▸ WRITTEN INSTRUCTION
Of all the lines in the material, how many include the word "name"? Give only the number.

▸ EXERCISE MATERIALS

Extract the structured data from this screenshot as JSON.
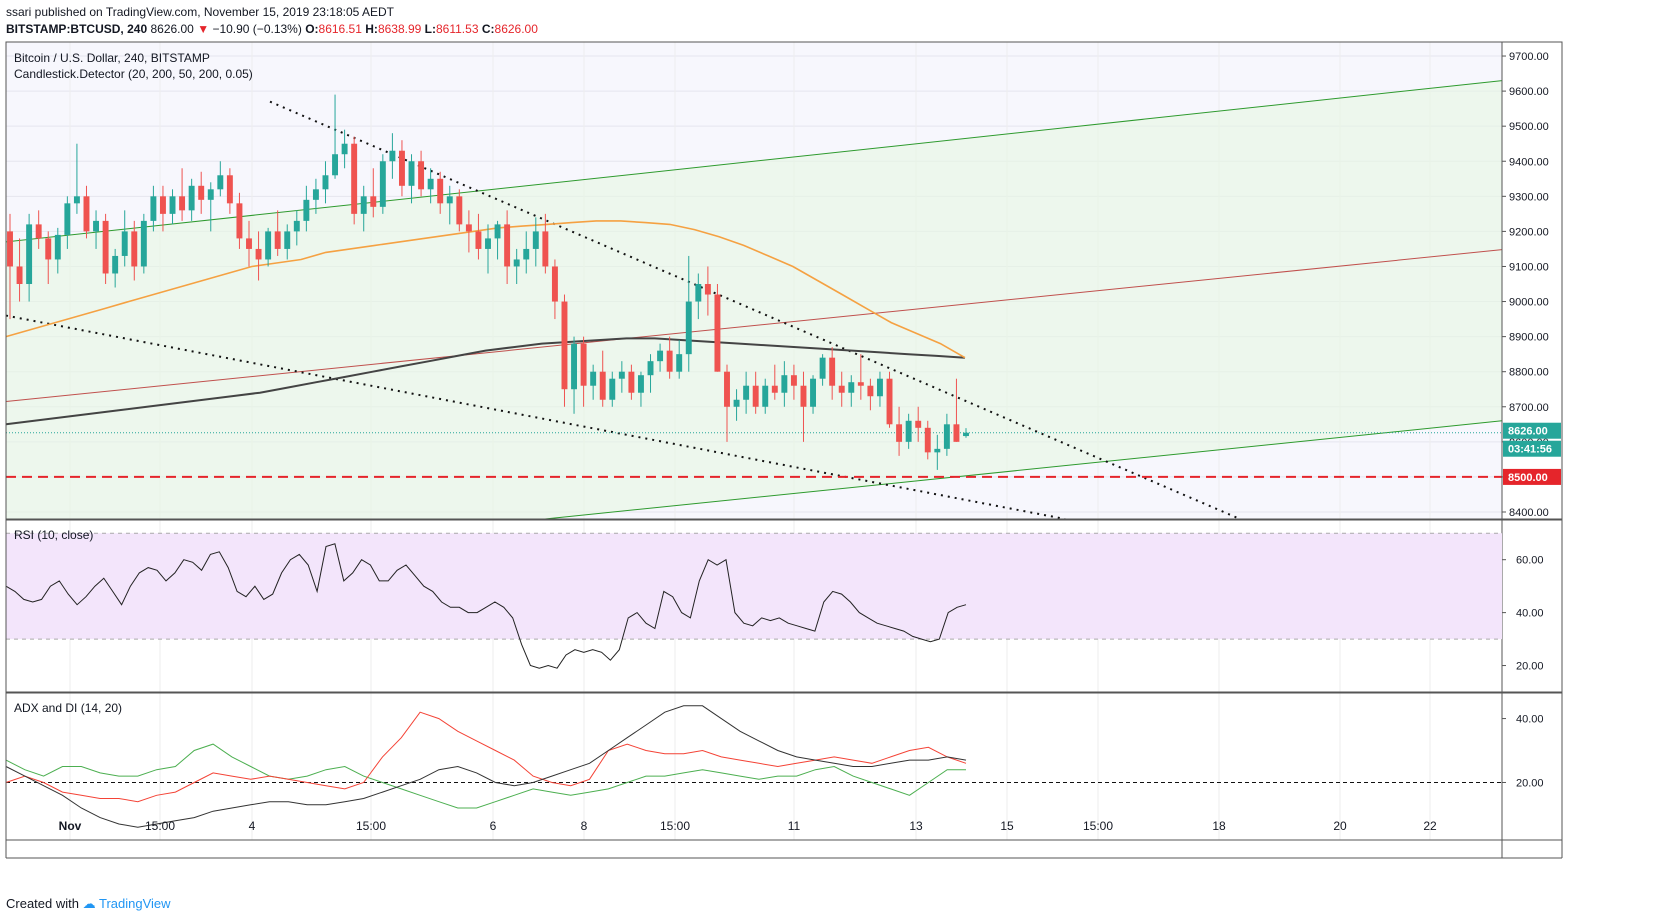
{
  "header": {
    "publish_line": "ssari published on TradingView.com, November 15, 2019 23:18:05 AEDT",
    "symbol": "BITSTAMP:BTCUSD, 240",
    "last": "8626.00",
    "change": "−10.90 (−0.13%)",
    "open_label": "O:",
    "open": "8616.51",
    "high_label": "H:",
    "high": "8638.99",
    "low_label": "L:",
    "low": "8611.53",
    "close_label": "C:",
    "close": "8626.00"
  },
  "main_pane": {
    "title": "Bitcoin / U.S. Dollar, 240, BITSTAMP",
    "indicator": "Candlestick.Detector (20, 200, 50, 200, 0.05)",
    "price_ticks": [
      "9700.00",
      "9600.00",
      "9500.00",
      "9400.00",
      "9300.00",
      "9200.00",
      "9100.00",
      "9000.00",
      "8900.00",
      "8800.00",
      "8700.00",
      "8600.00",
      "8500.00",
      "8400.00"
    ],
    "last_price_tag": "8626.00",
    "countdown_tag": "03:41:56",
    "level_tag": "8500.00"
  },
  "rsi_pane": {
    "title": "RSI (10, close)",
    "ticks": [
      "60.00",
      "40.00",
      "20.00"
    ]
  },
  "adx_pane": {
    "title": "ADX and DI (14, 20)",
    "ticks": [
      "40.00",
      "20.00"
    ]
  },
  "x_axis": {
    "ticks": [
      "Nov",
      "15:00",
      "4",
      "15:00",
      "6",
      "8",
      "15:00",
      "11",
      "13",
      "15",
      "15:00",
      "18",
      "20",
      "22",
      "15:00"
    ]
  },
  "footer": {
    "created_with": "Created with",
    "brand": "TradingView"
  },
  "colors": {
    "bull": "#26a69a",
    "bear": "#ef5350",
    "green_line": "#2e9a2e",
    "red_line": "#c0504d",
    "ema": "#f5a142",
    "sma": "#444444",
    "level": "#e5252b",
    "rsi_band": "#f3e5fb"
  },
  "chart_data": {
    "type": "candlestick",
    "symbol": "BITSTAMP:BTCUSD",
    "timeframe": "240",
    "y_range": [
      8380,
      9740
    ],
    "candles": [
      [
        9200,
        9250,
        8950,
        9100
      ],
      [
        9100,
        9180,
        9000,
        9050
      ],
      [
        9050,
        9250,
        9000,
        9220
      ],
      [
        9220,
        9260,
        9150,
        9180
      ],
      [
        9180,
        9200,
        9050,
        9120
      ],
      [
        9120,
        9210,
        9080,
        9190
      ],
      [
        9190,
        9300,
        9150,
        9280
      ],
      [
        9280,
        9450,
        9250,
        9300
      ],
      [
        9300,
        9330,
        9180,
        9200
      ],
      [
        9200,
        9260,
        9150,
        9230
      ],
      [
        9230,
        9250,
        9050,
        9080
      ],
      [
        9080,
        9150,
        9040,
        9130
      ],
      [
        9130,
        9260,
        9100,
        9200
      ],
      [
        9200,
        9230,
        9060,
        9100
      ],
      [
        9100,
        9250,
        9080,
        9230
      ],
      [
        9230,
        9330,
        9200,
        9300
      ],
      [
        9300,
        9330,
        9200,
        9250
      ],
      [
        9250,
        9320,
        9220,
        9300
      ],
      [
        9300,
        9380,
        9230,
        9260
      ],
      [
        9260,
        9350,
        9230,
        9330
      ],
      [
        9330,
        9370,
        9250,
        9290
      ],
      [
        9290,
        9340,
        9200,
        9320
      ],
      [
        9320,
        9400,
        9300,
        9360
      ],
      [
        9360,
        9380,
        9250,
        9280
      ],
      [
        9280,
        9310,
        9150,
        9180
      ],
      [
        9180,
        9230,
        9100,
        9150
      ],
      [
        9150,
        9200,
        9060,
        9120
      ],
      [
        9120,
        9210,
        9100,
        9200
      ],
      [
        9200,
        9260,
        9130,
        9150
      ],
      [
        9150,
        9220,
        9120,
        9200
      ],
      [
        9200,
        9260,
        9160,
        9230
      ],
      [
        9230,
        9330,
        9200,
        9290
      ],
      [
        9290,
        9350,
        9250,
        9320
      ],
      [
        9320,
        9400,
        9280,
        9360
      ],
      [
        9360,
        9590,
        9350,
        9420
      ],
      [
        9420,
        9490,
        9380,
        9450
      ],
      [
        9450,
        9470,
        9220,
        9250
      ],
      [
        9250,
        9330,
        9200,
        9300
      ],
      [
        9300,
        9380,
        9240,
        9270
      ],
      [
        9270,
        9420,
        9250,
        9400
      ],
      [
        9400,
        9480,
        9350,
        9430
      ],
      [
        9430,
        9460,
        9300,
        9330
      ],
      [
        9330,
        9420,
        9280,
        9400
      ],
      [
        9400,
        9430,
        9300,
        9320
      ],
      [
        9320,
        9380,
        9280,
        9350
      ],
      [
        9350,
        9370,
        9250,
        9280
      ],
      [
        9280,
        9330,
        9220,
        9300
      ],
      [
        9300,
        9320,
        9200,
        9220
      ],
      [
        9220,
        9260,
        9140,
        9200
      ],
      [
        9200,
        9250,
        9120,
        9150
      ],
      [
        9150,
        9220,
        9080,
        9180
      ],
      [
        9180,
        9230,
        9120,
        9220
      ],
      [
        9220,
        9260,
        9050,
        9100
      ],
      [
        9100,
        9150,
        9050,
        9120
      ],
      [
        9120,
        9200,
        9080,
        9150
      ],
      [
        9150,
        9240,
        9100,
        9200
      ],
      [
        9200,
        9250,
        9080,
        9100
      ],
      [
        9100,
        9120,
        8950,
        9000
      ],
      [
        9000,
        9020,
        8700,
        8750
      ],
      [
        8750,
        8900,
        8680,
        8880
      ],
      [
        8880,
        8900,
        8700,
        8760
      ],
      [
        8760,
        8820,
        8720,
        8800
      ],
      [
        8800,
        8860,
        8700,
        8720
      ],
      [
        8720,
        8800,
        8700,
        8780
      ],
      [
        8780,
        8830,
        8740,
        8800
      ],
      [
        8800,
        8820,
        8720,
        8740
      ],
      [
        8740,
        8800,
        8700,
        8790
      ],
      [
        8790,
        8850,
        8740,
        8830
      ],
      [
        8830,
        8880,
        8800,
        8860
      ],
      [
        8860,
        8900,
        8780,
        8800
      ],
      [
        8800,
        8890,
        8780,
        8850
      ],
      [
        8850,
        9130,
        8800,
        9000
      ],
      [
        9000,
        9080,
        8950,
        9050
      ],
      [
        9050,
        9100,
        8960,
        9020
      ],
      [
        9020,
        9050,
        8800,
        8800
      ],
      [
        8800,
        8820,
        8600,
        8700
      ],
      [
        8700,
        8750,
        8660,
        8720
      ],
      [
        8720,
        8800,
        8680,
        8760
      ],
      [
        8760,
        8800,
        8680,
        8700
      ],
      [
        8700,
        8780,
        8680,
        8760
      ],
      [
        8760,
        8820,
        8720,
        8740
      ],
      [
        8740,
        8830,
        8700,
        8790
      ],
      [
        8790,
        8820,
        8720,
        8760
      ],
      [
        8760,
        8800,
        8600,
        8700
      ],
      [
        8700,
        8790,
        8680,
        8780
      ],
      [
        8780,
        8850,
        8760,
        8840
      ],
      [
        8840,
        8870,
        8720,
        8760
      ],
      [
        8760,
        8800,
        8700,
        8740
      ],
      [
        8740,
        8790,
        8700,
        8770
      ],
      [
        8770,
        8850,
        8720,
        8760
      ],
      [
        8760,
        8780,
        8690,
        8730
      ],
      [
        8730,
        8800,
        8700,
        8780
      ],
      [
        8780,
        8800,
        8640,
        8650
      ],
      [
        8650,
        8700,
        8560,
        8600
      ],
      [
        8600,
        8680,
        8580,
        8660
      ],
      [
        8660,
        8700,
        8600,
        8640
      ],
      [
        8640,
        8660,
        8550,
        8570
      ],
      [
        8570,
        8620,
        8520,
        8580
      ],
      [
        8580,
        8680,
        8560,
        8650
      ],
      [
        8650,
        8780,
        8600,
        8600
      ],
      [
        8616.51,
        8638.99,
        8611.53,
        8626
      ]
    ],
    "ema50": [
      8900,
      8920,
      8940,
      8960,
      8980,
      9000,
      9020,
      9040,
      9060,
      9080,
      9100,
      9110,
      9120,
      9140,
      9150,
      9160,
      9170,
      9180,
      9190,
      9200,
      9210,
      9215,
      9220,
      9225,
      9230,
      9230,
      9225,
      9220,
      9205,
      9185,
      9160,
      9130,
      9100,
      9060,
      9020,
      8980,
      8940,
      8910,
      8880,
      8840
    ],
    "sma200": [
      8650,
      8660,
      8670,
      8680,
      8690,
      8700,
      8710,
      8720,
      8730,
      8740,
      8755,
      8770,
      8785,
      8800,
      8815,
      8830,
      8845,
      8860,
      8870,
      8880,
      8885,
      8890,
      8895,
      8895,
      8890,
      8885,
      8880,
      8875,
      8870,
      8865,
      8860,
      8855,
      8850,
      8845,
      8840
    ],
    "levels": [
      {
        "price": 8500,
        "label": "8500.00"
      }
    ],
    "rsi": [
      50,
      48,
      45,
      44,
      45,
      50,
      52,
      47,
      43,
      46,
      50,
      53,
      48,
      43,
      50,
      55,
      57,
      56,
      52,
      55,
      60,
      59,
      56,
      62,
      63,
      57,
      48,
      46,
      50,
      45,
      47,
      55,
      60,
      62,
      58,
      48,
      65,
      66,
      52,
      55,
      60,
      58,
      52,
      52,
      56,
      58,
      54,
      50,
      48,
      44,
      42,
      42,
      40,
      40,
      42,
      44,
      42,
      38,
      28,
      20,
      19,
      20,
      19,
      24,
      26,
      25,
      26,
      25,
      22,
      26,
      38,
      40,
      36,
      34,
      48,
      46,
      40,
      38,
      52,
      60,
      58,
      60,
      40,
      36,
      35,
      38,
      37,
      38,
      36,
      35,
      34,
      33,
      44,
      48,
      47,
      44,
      40,
      38,
      36,
      35,
      34,
      33,
      31,
      30,
      29,
      30,
      40,
      42,
      43
    ],
    "adx": [
      25,
      22,
      19,
      16,
      12,
      9,
      7,
      6,
      7,
      8,
      9,
      11,
      12,
      13,
      14,
      14,
      13,
      13,
      14,
      15,
      17,
      19,
      21,
      24,
      25,
      23,
      20,
      19,
      20,
      22,
      24,
      26,
      30,
      34,
      38,
      42,
      44,
      44,
      40,
      36,
      33,
      30,
      28,
      27,
      26,
      25,
      25,
      26,
      27,
      27,
      28,
      27
    ],
    "di_plus": [
      27,
      24,
      22,
      25,
      25,
      23,
      22,
      22,
      24,
      25,
      30,
      32,
      28,
      25,
      22,
      21,
      22,
      24,
      25,
      22,
      20,
      18,
      16,
      14,
      12,
      12,
      14,
      16,
      18,
      17,
      16,
      17,
      18,
      20,
      22,
      22,
      23,
      24,
      23,
      22,
      21,
      22,
      22,
      24,
      25,
      22,
      20,
      18,
      16,
      20,
      24,
      24
    ],
    "di_minus": [
      20,
      22,
      20,
      17,
      16,
      15,
      15,
      14,
      16,
      17,
      20,
      23,
      22,
      21,
      22,
      21,
      20,
      19,
      18,
      20,
      28,
      34,
      42,
      40,
      36,
      33,
      30,
      27,
      22,
      20,
      19,
      21,
      30,
      32,
      30,
      29,
      29,
      30,
      28,
      27,
      26,
      25,
      26,
      27,
      28,
      27,
      26,
      28,
      30,
      31,
      28,
      26
    ],
    "trendlines": [
      "ascending channel (green)",
      "upper green trendline",
      "red median line",
      "dotted descending resistance",
      "dotted descending support"
    ]
  }
}
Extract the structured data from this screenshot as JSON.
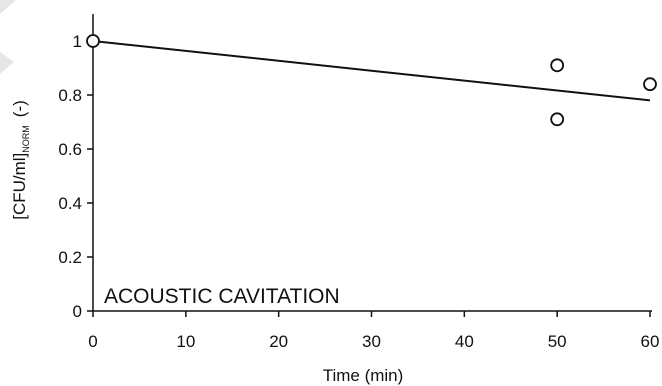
{
  "colors": {
    "ink": "#111111",
    "marker_fill": "#ffffff",
    "decor": "#e6e6e6"
  },
  "chart_data": {
    "type": "scatter",
    "annotation": "ACOUSTIC CAVITATION",
    "xlabel": "Time (min)",
    "ylabel_main": "[CFU/ml]",
    "ylabel_sub": "NORM",
    "ylabel_unit": "(-)",
    "xlim": [
      0,
      60
    ],
    "ylim": [
      0,
      1.1
    ],
    "x_ticks": [
      0,
      10,
      20,
      30,
      40,
      50,
      60
    ],
    "x_tick_labels": [
      "0",
      "10",
      "20",
      "30",
      "40",
      "50",
      "60"
    ],
    "y_ticks": [
      0,
      0.2,
      0.4,
      0.6,
      0.8,
      1
    ],
    "y_tick_labels": [
      "0",
      "0.2",
      "0.4",
      "0.6",
      "0.8",
      "1"
    ],
    "grid": false,
    "series": [
      {
        "marker": "open-circle",
        "points": [
          {
            "x": 0,
            "y": 1.0
          },
          {
            "x": 50,
            "y": 0.91
          },
          {
            "x": 50,
            "y": 0.71
          },
          {
            "x": 60,
            "y": 0.84
          }
        ]
      }
    ],
    "trend_line": {
      "x": [
        0,
        60
      ],
      "y": [
        1.0,
        0.78
      ]
    }
  }
}
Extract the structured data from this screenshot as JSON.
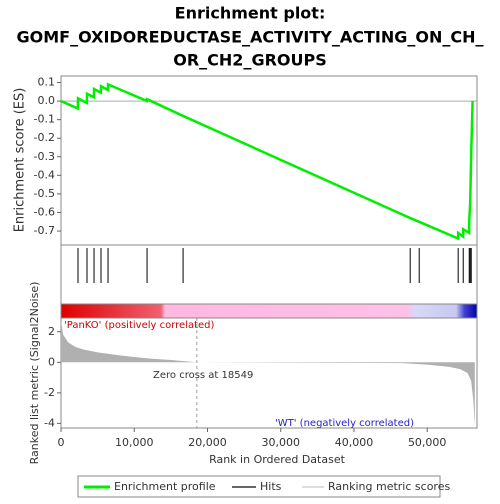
{
  "chart_data": [
    {
      "type": "line",
      "title": [
        "Enrichment plot:",
        "GOMF_OXIDOREDUCTASE_ACTIVITY_ACTING_ON_CH_",
        "OR_CH2_GROUPS"
      ],
      "ylabel": "Enrichment score (ES)",
      "name": "Enrichment profile",
      "color": "#00ee00",
      "x": [
        0,
        2300,
        2320,
        3540,
        3550,
        4500,
        4510,
        5450,
        5460,
        6410,
        6420,
        11740,
        11750,
        16670,
        47680,
        48910,
        54220,
        54230,
        54910,
        54920,
        55730,
        55740,
        55870,
        56010,
        56200
      ],
      "values": [
        0,
        -0.04,
        0.015,
        -0.01,
        0.04,
        0.02,
        0.065,
        0.045,
        0.08,
        0.06,
        0.09,
        0.0,
        0.01,
        -0.08,
        -0.63,
        -0.65,
        -0.74,
        -0.71,
        -0.73,
        -0.69,
        -0.71,
        -0.64,
        -0.55,
        -0.28,
        0.0
      ],
      "xlim": [
        0,
        56800
      ],
      "ylim": [
        -0.775,
        0.135
      ],
      "yticks": [
        0.1,
        {
          "value": 0,
          "label": "0.0"
        },
        -0.1,
        -0.2,
        -0.3,
        -0.4,
        -0.5,
        -0.6,
        -0.7
      ]
    },
    {
      "type": "hits",
      "name": "Hits",
      "color": "#000000",
      "x": [
        2320,
        3550,
        4510,
        5460,
        6420,
        11750,
        16670,
        47680,
        48910,
        54230,
        54920,
        55740,
        55870,
        56010
      ],
      "xlim": [
        0,
        56800
      ]
    },
    {
      "type": "area",
      "name": "Ranking metric scores",
      "color": "#b0b0b0",
      "ylabel": "Ranked list metric (Signal2Noise)",
      "xlabel": "Rank in Ordered Dataset",
      "x": [
        0,
        300,
        1000,
        2000,
        3000,
        5000,
        8000,
        12000,
        15000,
        18549,
        46500,
        50000,
        53000,
        54500,
        55500,
        56000,
        56300,
        56500
      ],
      "values": [
        2.7,
        1.8,
        1.3,
        1.0,
        0.85,
        0.65,
        0.45,
        0.25,
        0.15,
        0,
        -0.05,
        -0.15,
        -0.3,
        -0.45,
        -0.7,
        -1.2,
        -2.5,
        -4.2
      ],
      "xlim": [
        0,
        56800
      ],
      "ylim": [
        -4.3,
        2.9
      ],
      "yticks": [
        2,
        0,
        -2,
        -4
      ],
      "xticks": [
        0,
        {
          "value": 10000,
          "label": "10,000"
        },
        {
          "value": 20000,
          "label": "20,000"
        },
        {
          "value": 30000,
          "label": "30,000"
        },
        {
          "value": 40000,
          "label": "40,000"
        },
        {
          "value": 50000,
          "label": "50,000"
        }
      ],
      "zero_cross": 18549,
      "annotations": [
        "'PanKO' (positively correlated)",
        "Zero cross at 18549",
        "'WT' (negatively correlated)"
      ]
    }
  ]
}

▸ OUTPUT FOR THIS EXERCISE
3